• Requirements: Would you transcribe the whole listing exactly, minus its pictures?

+ + + + +

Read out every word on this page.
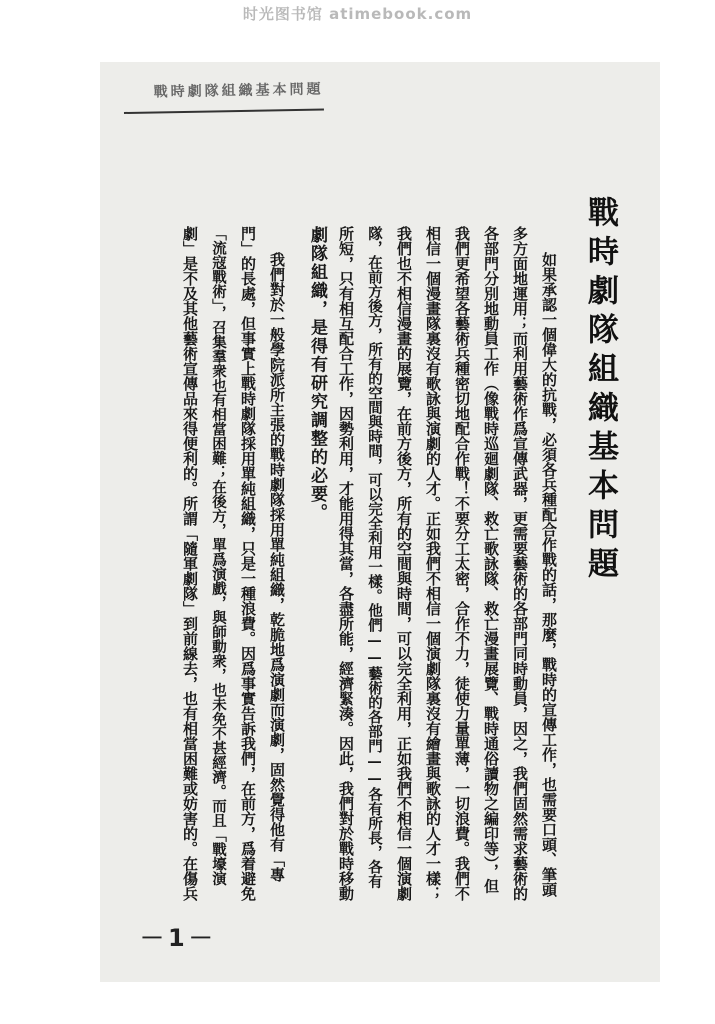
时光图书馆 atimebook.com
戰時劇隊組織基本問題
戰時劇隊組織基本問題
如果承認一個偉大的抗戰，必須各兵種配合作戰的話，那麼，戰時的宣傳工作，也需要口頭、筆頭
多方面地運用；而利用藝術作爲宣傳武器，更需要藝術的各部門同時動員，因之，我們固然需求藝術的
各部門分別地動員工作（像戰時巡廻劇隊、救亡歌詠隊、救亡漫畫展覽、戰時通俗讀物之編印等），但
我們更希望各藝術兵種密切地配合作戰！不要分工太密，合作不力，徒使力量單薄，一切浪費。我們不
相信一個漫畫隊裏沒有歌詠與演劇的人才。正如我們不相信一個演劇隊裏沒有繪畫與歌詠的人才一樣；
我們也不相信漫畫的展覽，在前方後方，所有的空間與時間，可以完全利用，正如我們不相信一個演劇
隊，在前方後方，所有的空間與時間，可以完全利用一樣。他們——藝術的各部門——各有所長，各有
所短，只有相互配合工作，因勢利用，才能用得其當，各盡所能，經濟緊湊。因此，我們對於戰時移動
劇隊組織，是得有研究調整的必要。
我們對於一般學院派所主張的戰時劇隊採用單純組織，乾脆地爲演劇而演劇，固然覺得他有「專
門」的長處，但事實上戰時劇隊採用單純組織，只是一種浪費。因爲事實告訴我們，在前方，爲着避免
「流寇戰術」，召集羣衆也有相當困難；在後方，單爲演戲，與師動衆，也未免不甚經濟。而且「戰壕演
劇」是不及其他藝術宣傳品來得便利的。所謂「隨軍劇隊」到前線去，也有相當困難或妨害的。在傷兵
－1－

+ + + + +

• Task solution:
Read out every word on this page.
时光图书馆 atimebook.com
戰時劇隊組織基本問題
戰時劇隊組織基本問題
如果承認一個偉大的抗戰，必須各兵種配合作戰的話，那麼，戰時的宣傳工作，也需要口頭、筆頭
多方面地運用；而利用藝術作爲宣傳武器，更需要藝術的各部門同時動員，因之，我們固然需求藝術的
各部門分別地動員工作（像戰時巡廻劇隊、救亡歌詠隊、救亡漫畫展覽、戰時通俗讀物之編印等），但
我們更希望各藝術兵種密切地配合作戰！不要分工太密，合作不力，徒使力量單薄，一切浪費。我們不
相信一個漫畫隊裏沒有歌詠與演劇的人才。正如我們不相信一個演劇隊裏沒有繪畫與歌詠的人才一樣；
我們也不相信漫畫的展覽，在前方後方，所有的空間與時間，可以完全利用，正如我們不相信一個演劇
隊，在前方後方，所有的空間與時間，可以完全利用一樣。他們——藝術的各部門——各有所長，各有
所短，只有相互配合工作，因勢利用，才能用得其當，各盡所能，經濟緊湊。因此，我們對於戰時移動
劇隊組織，是得有研究調整的必要。
我們對於一般學院派所主張的戰時劇隊採用單純組織，乾脆地爲演劇而演劇，固然覺得他有「專
門」的長處，但事實上戰時劇隊採用單純組織，只是一種浪費。因爲事實告訴我們，在前方，爲着避免
「流寇戰術」，召集羣衆也有相當困難；在後方，單爲演戲，與師動衆，也未免不甚經濟。而且「戰壕演
劇」是不及其他藝術宣傳品來得便利的。所謂「隨軍劇隊」到前線去，也有相當困難或妨害的。在傷兵
－1－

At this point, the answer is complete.